● ЗАДАНИЕ 1: Представьте записи от строки, содержащей «product-description: This cake», до строки, содержащей «outlet-option-aeon-shah-alam[interactable]: AEON Shah», включительно в виде таблицы Markdown. Используйте два столбца: «№» для порядкового номера и «Строка» для самой строки. Пустые строки пропустите.

Он написал это вовсе не потому, что на самом деле так думал. Просто в ту пору так принято было писать. И точно так же принято было называть пулю стрелой. В моде были меланхолические элегии, авторы которых заявляли о своей готовности проститься с жизнью, хотя им этого вовсе не хотелось.
А вот как рассказал о смерти своего Ленского Пушкин:
Недвижим он лежал, и странен
Был томный мир его чела.
Под грудь он был навылет ранен;
Дымясь, из раны кровь текла.
Тому назад одно мгновенье
В сем сердце билось вдохновенье,
Вражда, надежда и любовь,
Играла жизнь, кипела кровь, —
Теперь, как в доме опустелом,
Все в нем и тихо и темно;
Замолкло навсегда оно.
Закрыты ставни, окна мелом
Забелены. Хозяйки нет.
А где, бог весть. Пропал и след.
Разве здесь можно сказать: «все благо» – и смерть, и жизнь?
Конечно, нет! Смерть ужасна, говорит Пушкин. И мы с вами видим: да, ужасна. Мы всем сердцем переживаем гибель Ленского, потому что всё увидели не «понарошку», а взаправду, всерьез, наяву: и весь ход дуэли, и самую смерть.

● ЗАДАНИЕ 2: Как, согласно отрывку, в ту пору было принято называть пулю?

● ИСХОДНЫЕ ДАННЫЕ:
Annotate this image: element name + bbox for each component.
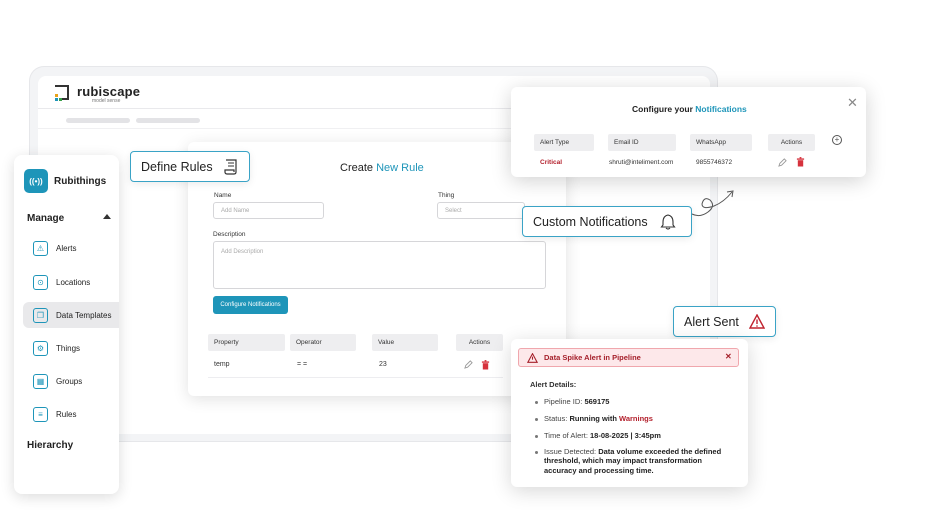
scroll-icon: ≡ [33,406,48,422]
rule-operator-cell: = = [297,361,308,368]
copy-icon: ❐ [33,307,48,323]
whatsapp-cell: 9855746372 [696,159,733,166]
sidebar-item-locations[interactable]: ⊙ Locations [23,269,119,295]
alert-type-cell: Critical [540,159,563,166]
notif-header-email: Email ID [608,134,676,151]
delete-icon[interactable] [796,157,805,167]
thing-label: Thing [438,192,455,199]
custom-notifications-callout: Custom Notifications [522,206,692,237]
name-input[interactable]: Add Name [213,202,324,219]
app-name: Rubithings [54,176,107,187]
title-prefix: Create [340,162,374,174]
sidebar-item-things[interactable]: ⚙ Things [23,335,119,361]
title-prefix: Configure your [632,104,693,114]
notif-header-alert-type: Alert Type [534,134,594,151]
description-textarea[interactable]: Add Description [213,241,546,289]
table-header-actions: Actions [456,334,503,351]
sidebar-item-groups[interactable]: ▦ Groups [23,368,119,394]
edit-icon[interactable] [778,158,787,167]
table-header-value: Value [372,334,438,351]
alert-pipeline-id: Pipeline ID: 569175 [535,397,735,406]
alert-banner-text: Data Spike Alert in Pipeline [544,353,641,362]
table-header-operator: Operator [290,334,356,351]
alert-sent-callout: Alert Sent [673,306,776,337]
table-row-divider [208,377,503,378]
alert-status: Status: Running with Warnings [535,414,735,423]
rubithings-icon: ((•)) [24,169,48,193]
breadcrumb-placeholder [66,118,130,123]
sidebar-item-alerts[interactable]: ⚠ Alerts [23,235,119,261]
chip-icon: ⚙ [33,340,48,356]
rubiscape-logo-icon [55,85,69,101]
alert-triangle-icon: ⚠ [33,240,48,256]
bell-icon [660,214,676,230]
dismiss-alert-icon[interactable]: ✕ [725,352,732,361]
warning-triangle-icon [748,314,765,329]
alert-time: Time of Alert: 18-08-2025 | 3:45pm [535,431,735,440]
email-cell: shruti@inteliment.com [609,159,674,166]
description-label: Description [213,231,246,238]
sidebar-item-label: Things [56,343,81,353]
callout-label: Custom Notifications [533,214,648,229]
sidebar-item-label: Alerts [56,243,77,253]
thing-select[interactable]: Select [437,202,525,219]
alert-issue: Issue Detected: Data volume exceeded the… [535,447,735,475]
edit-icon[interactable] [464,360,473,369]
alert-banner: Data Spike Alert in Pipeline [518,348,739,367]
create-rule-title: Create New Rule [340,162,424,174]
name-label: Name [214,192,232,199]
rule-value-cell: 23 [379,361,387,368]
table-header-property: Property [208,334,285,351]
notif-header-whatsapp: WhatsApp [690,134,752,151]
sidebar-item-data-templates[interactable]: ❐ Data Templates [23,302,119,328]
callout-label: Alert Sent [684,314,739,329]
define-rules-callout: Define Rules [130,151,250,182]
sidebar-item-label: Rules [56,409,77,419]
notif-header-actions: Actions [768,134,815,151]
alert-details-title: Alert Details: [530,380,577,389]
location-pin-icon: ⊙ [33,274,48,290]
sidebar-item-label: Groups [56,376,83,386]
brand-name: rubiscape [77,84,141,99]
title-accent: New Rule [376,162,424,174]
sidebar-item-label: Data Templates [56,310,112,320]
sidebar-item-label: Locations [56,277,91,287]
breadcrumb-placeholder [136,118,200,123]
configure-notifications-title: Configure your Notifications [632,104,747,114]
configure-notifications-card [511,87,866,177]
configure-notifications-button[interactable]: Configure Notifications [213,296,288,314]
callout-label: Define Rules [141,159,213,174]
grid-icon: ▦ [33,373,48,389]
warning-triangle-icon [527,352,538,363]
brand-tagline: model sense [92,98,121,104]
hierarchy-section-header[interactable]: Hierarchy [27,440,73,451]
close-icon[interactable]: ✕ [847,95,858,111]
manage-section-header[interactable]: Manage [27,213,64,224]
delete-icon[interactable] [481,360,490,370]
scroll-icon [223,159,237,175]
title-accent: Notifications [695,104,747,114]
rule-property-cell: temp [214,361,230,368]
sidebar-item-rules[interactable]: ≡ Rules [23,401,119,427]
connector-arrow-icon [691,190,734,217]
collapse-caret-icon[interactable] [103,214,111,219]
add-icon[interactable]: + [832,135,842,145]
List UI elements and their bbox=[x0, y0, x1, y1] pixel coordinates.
--
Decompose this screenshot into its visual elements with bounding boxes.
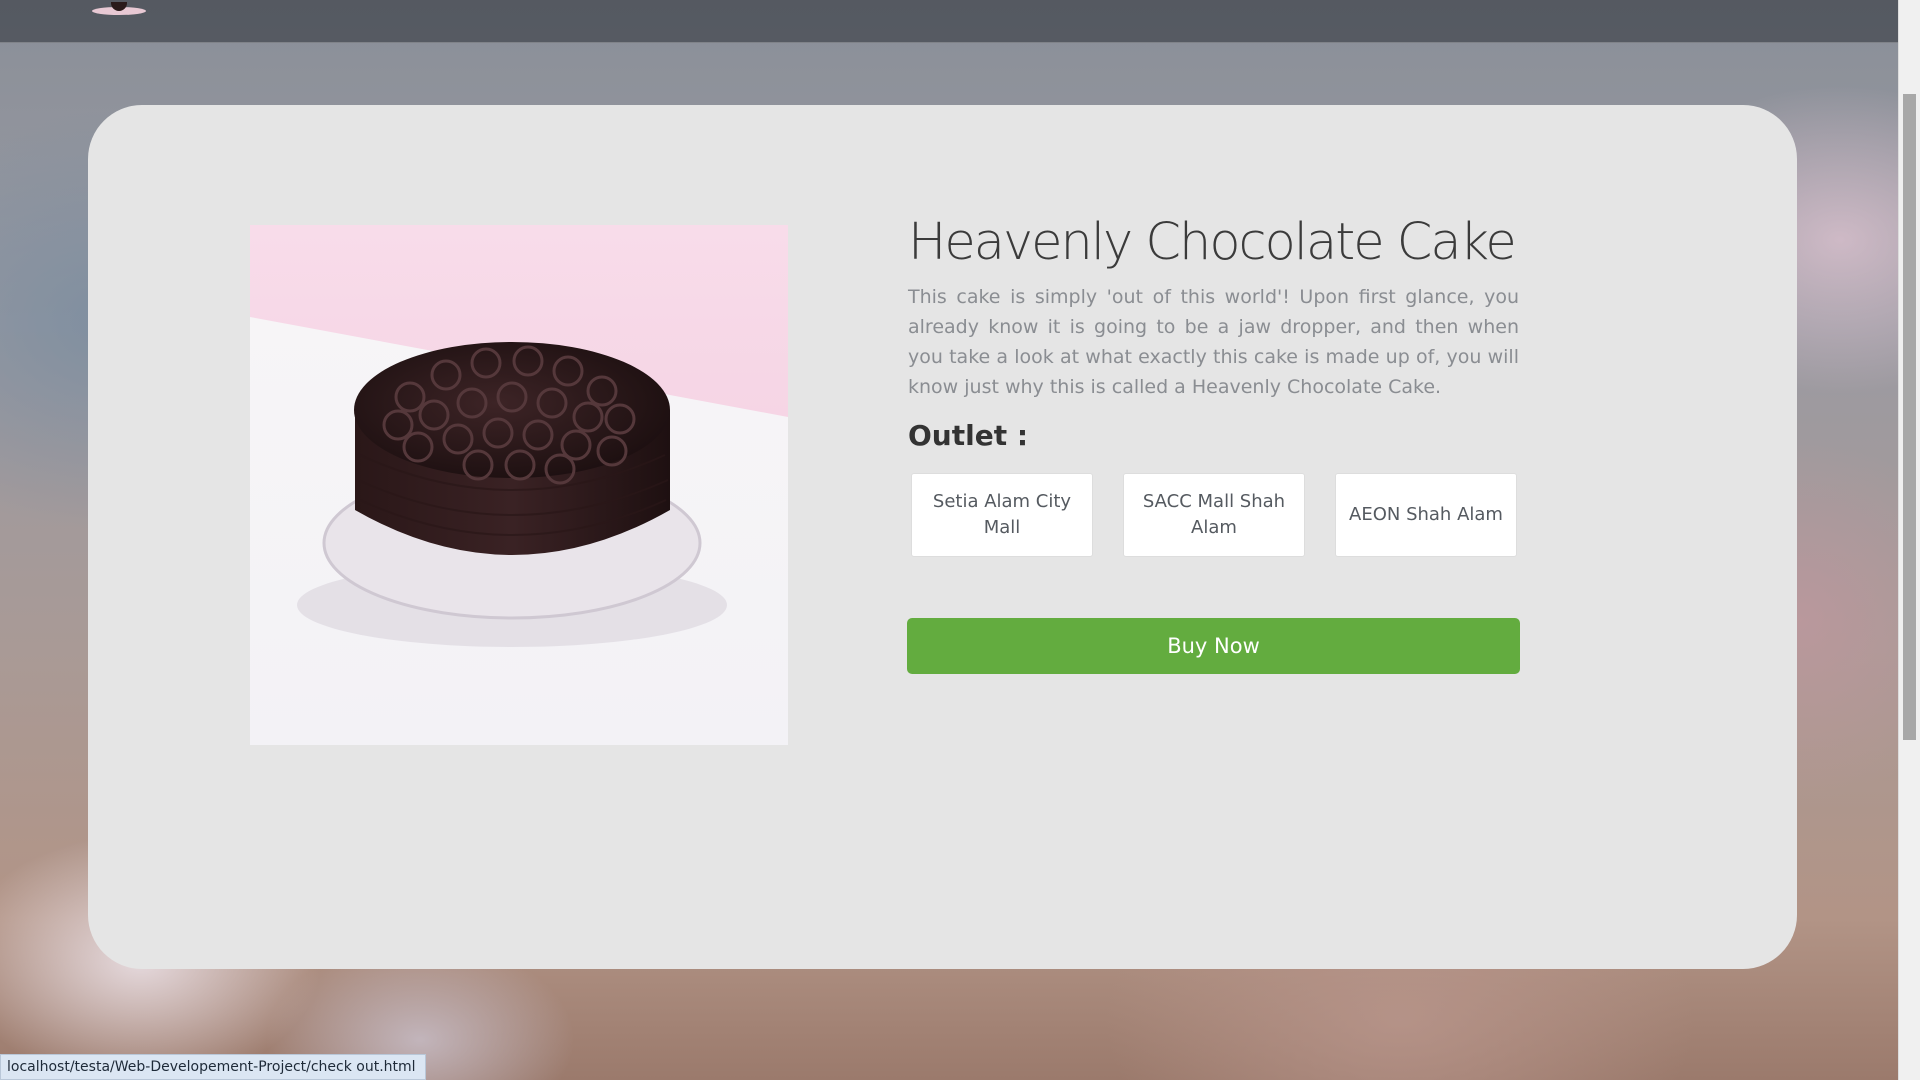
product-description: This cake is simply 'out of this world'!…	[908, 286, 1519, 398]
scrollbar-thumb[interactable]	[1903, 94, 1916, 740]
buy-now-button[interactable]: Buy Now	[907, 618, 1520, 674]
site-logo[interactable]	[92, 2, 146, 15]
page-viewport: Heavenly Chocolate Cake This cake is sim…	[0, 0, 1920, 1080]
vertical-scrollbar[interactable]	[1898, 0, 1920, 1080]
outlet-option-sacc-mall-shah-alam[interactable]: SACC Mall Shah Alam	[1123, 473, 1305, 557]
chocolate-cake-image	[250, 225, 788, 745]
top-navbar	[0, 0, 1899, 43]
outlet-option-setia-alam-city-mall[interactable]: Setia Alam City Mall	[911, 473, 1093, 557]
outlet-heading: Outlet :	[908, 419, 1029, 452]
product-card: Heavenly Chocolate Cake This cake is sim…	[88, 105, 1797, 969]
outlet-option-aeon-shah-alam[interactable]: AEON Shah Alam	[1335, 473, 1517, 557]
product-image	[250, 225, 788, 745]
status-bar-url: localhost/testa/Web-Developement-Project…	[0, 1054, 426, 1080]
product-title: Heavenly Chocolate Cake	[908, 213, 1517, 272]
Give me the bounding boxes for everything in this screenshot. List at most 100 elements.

● РЕШЕНИЕ 1:
| № | Строка |
|---|---|
| 1 | product-description: This cake is simply 'out of this world'!…	[908, 286, 1519, 398] |
| 2 | scrollbar-thumb[interactable]	[1903, 94, 1916, 740] |
| 3 | buy-now-button[interactable]: Buy Now	[907, 618, 1520, 674] |
| 4 | site-logo[interactable]	[92, 2, 146, 15] |
| 5 | page-viewport: Heavenly Chocolate Cake This cake is sim…	[0, 0, 1920, 1080] |
| 6 | vertical-scrollbar[interactable]	[1898, 0, 1920, 1080] |
| 7 | outlet-option-sacc-mall-shah-alam[interactable]: SACC Mall Shah Alam	[1123, 473, 1305, 557] |
| 8 | chocolate-cake-image	[250, 225, 788, 745] |
| 9 | top-navbar	[0, 0, 1899, 43] |
| 10 | outlet-option-setia-alam-city-mall[interactable]: Setia Alam City Mall	[911, 473, 1093, 557] |
| 11 | outlet-heading: Outlet :	[908, 419, 1029, 452] |
| 12 | product-card: Heavenly Chocolate Cake This cake is sim…	[88, 105, 1797, 969] |
| 13 | outlet-option-aeon-shah-alam[interactable]: AEON Shah Alam	[1335, 473, 1517, 557] |

● РЕШЕНИЕ 2: Пулю было принято называть стрелой.